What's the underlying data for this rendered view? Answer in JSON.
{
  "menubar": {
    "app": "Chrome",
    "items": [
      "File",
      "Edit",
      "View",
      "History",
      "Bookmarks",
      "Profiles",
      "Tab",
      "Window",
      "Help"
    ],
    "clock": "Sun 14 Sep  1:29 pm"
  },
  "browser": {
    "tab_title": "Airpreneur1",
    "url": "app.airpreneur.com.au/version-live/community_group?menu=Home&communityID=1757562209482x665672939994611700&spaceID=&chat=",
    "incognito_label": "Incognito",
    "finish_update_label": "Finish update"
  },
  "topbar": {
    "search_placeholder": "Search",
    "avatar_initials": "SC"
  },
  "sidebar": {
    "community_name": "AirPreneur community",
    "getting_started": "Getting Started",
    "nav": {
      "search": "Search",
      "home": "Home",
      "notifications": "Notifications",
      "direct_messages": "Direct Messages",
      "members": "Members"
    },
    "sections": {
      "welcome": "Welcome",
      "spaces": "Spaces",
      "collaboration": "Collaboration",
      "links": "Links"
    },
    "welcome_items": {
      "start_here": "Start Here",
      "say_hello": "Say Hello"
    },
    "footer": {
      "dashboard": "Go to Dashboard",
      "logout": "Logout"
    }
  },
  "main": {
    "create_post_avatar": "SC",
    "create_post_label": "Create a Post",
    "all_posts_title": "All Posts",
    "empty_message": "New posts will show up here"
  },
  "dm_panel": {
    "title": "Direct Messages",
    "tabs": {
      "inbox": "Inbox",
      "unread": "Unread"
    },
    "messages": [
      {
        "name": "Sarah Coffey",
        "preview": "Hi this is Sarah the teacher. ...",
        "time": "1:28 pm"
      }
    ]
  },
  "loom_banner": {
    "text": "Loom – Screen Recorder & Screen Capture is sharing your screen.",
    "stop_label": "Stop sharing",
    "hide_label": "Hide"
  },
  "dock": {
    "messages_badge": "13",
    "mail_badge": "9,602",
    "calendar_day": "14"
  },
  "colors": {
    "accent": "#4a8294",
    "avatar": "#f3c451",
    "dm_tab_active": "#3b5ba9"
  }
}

__________

> TO DO
Locate each line containing the string "Sarah" and show it.

> RESPONSE
        "name": "Sarah Coffey",
        "preview": "Hi this is Sarah the teacher. ...",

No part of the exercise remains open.